### GOAL
Exactly reproduce the entries, dropping any pictures from your copy.

* Start EXERCISE MATERIALS *

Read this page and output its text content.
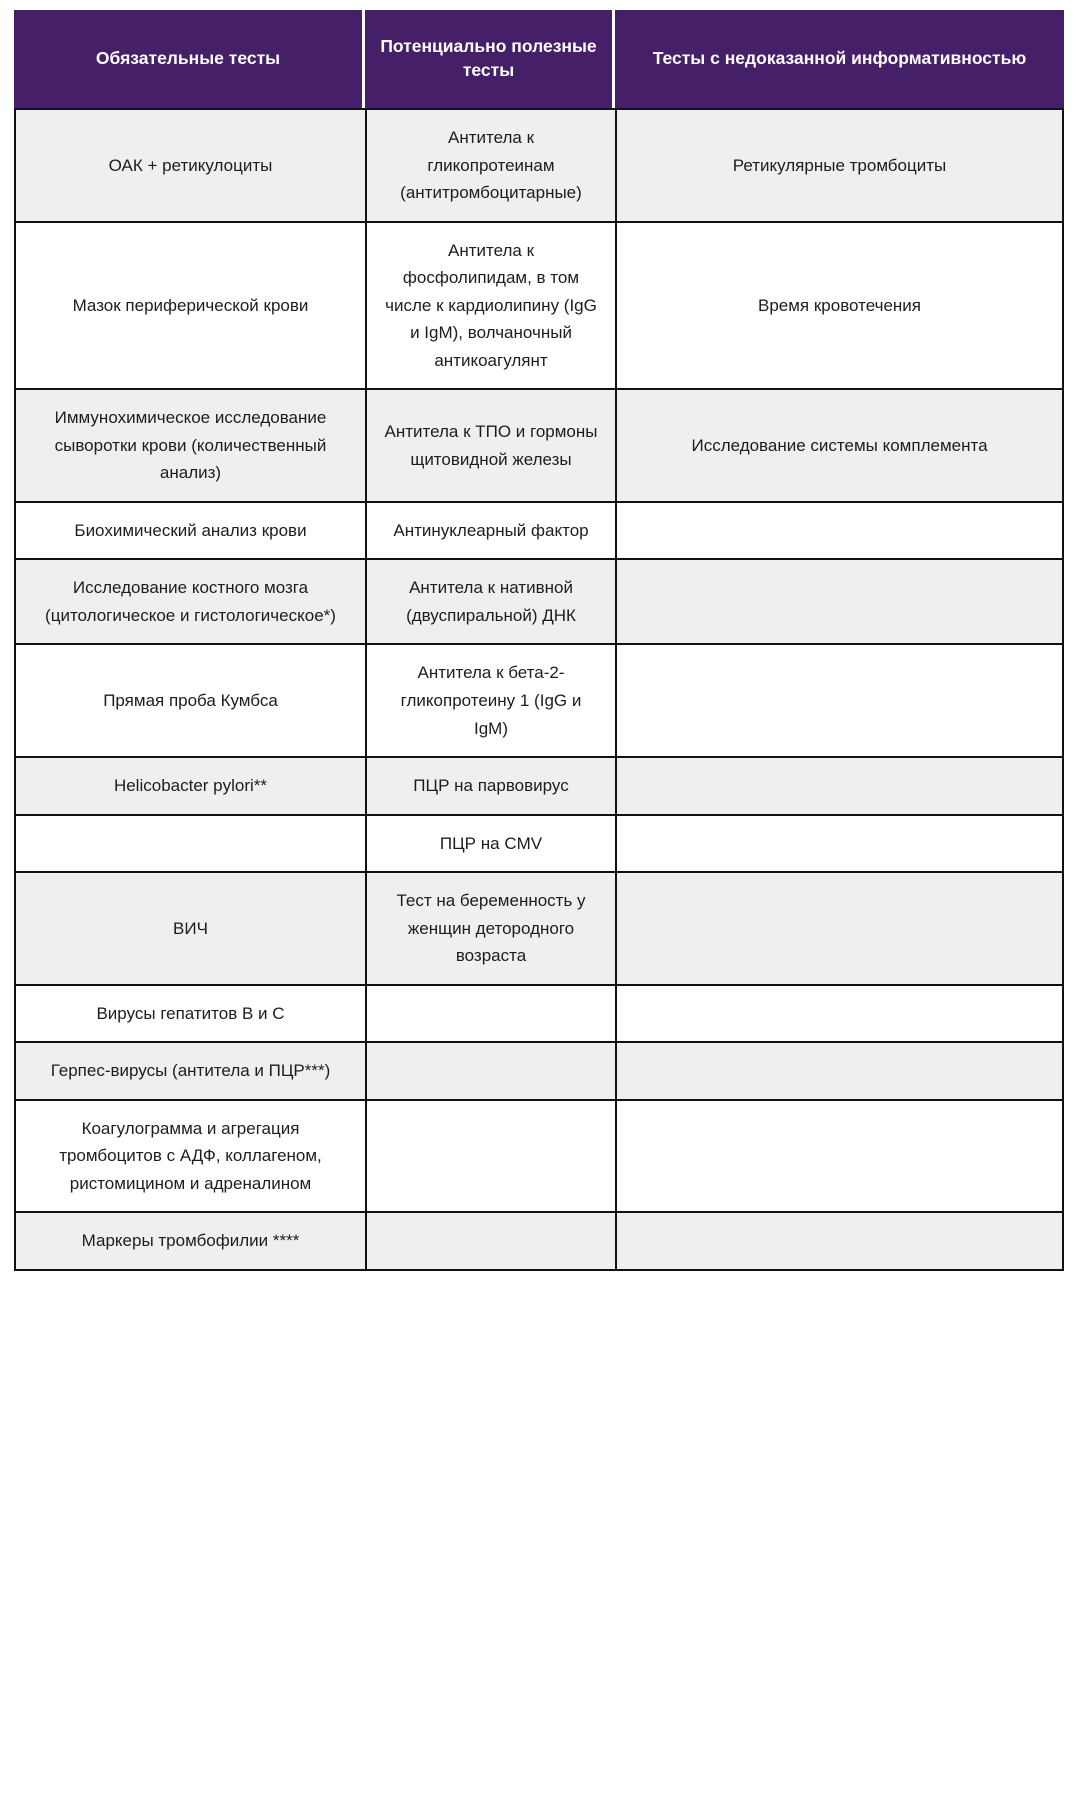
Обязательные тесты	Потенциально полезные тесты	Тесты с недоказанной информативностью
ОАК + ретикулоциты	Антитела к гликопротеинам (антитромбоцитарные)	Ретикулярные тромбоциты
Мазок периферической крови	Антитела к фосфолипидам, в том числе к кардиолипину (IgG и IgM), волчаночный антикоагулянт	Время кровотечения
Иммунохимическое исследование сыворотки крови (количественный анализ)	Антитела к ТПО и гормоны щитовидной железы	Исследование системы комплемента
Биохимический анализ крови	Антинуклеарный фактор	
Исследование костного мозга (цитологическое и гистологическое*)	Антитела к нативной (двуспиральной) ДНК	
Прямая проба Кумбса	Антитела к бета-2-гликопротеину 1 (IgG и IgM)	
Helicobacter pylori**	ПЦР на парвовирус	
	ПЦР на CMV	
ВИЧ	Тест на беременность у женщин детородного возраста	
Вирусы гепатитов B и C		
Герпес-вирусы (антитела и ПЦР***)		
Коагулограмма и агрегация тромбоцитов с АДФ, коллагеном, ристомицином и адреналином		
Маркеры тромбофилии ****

* End EXERCISE MATERIALS *

### WRITTEN ANSWER
Read this page and output its text content.
Обязательные тесты	Потенциально полезные тесты	Тесты с недоказанной информативностью
ОАК + ретикулоциты	Антитела к гликопротеинам (антитромбоцитарные)	Ретикулярные тромбоциты
Мазок периферической крови	Антитела к фосфолипидам, в том числе к кардиолипину (IgG и IgM), волчаночный антикоагулянт	Время кровотечения
Иммунохимическое исследование сыворотки крови (количественный анализ)	Антитела к ТПО и гормоны щитовидной железы	Исследование системы комплемента
Биохимический анализ крови	Антинуклеарный фактор	
Исследование костного мозга (цитологическое и гистологическое*)	Антитела к нативной (двуспиральной) ДНК	
Прямая проба Кумбса	Антитела к бета-2-гликопротеину 1 (IgG и IgM)	
Helicobacter pylori**	ПЦР на парвовирус	
	ПЦР на CMV	
ВИЧ	Тест на беременность у женщин детородного возраста	
Вирусы гепатитов B и C		
Герпес-вирусы (антитела и ПЦР***)		
Коагулограмма и агрегация тромбоцитов с АДФ, коллагеном, ристомицином и адреналином		
Маркеры тромбофилии ****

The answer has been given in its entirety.